- [Challenge] Tally every line of the material that includes "this", then give the tally and nothing else.

- [Materials provided]
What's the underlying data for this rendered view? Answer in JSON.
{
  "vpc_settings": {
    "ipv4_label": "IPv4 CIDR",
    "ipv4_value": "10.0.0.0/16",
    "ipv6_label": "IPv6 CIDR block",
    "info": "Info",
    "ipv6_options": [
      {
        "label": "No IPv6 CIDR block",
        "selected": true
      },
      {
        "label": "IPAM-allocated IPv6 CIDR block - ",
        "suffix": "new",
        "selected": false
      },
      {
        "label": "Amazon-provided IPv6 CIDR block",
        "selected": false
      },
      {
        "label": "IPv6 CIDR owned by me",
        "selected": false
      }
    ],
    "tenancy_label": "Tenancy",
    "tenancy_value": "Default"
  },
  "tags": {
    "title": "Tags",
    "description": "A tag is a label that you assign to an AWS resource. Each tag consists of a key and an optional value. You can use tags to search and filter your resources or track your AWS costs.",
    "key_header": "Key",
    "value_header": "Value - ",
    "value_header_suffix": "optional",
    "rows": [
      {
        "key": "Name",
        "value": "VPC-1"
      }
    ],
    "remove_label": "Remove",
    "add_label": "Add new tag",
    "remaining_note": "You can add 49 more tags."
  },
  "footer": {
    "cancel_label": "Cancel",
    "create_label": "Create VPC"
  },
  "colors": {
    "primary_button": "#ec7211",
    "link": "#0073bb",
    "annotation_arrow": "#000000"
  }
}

---

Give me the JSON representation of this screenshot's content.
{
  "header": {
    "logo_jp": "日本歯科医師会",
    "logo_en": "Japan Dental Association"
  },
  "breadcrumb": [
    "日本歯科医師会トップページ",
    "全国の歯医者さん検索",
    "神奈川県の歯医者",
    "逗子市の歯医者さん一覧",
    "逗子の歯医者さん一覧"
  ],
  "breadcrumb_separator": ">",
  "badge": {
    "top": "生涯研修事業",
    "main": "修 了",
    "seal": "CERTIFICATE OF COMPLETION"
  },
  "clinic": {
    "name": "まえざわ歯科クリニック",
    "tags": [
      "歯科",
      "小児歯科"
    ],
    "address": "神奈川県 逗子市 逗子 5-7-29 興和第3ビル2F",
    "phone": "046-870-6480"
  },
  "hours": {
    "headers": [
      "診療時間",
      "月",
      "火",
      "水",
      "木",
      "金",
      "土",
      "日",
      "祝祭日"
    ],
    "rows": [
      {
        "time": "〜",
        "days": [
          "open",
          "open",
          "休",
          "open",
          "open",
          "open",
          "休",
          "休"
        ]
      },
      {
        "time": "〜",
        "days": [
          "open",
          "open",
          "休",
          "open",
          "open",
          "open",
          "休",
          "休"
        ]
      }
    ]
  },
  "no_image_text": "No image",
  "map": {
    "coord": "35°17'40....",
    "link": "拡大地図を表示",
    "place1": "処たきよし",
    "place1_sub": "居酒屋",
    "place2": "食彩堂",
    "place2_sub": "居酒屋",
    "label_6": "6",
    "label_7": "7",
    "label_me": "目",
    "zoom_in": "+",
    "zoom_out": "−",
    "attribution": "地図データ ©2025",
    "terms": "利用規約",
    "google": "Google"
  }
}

- [Expected answer] 2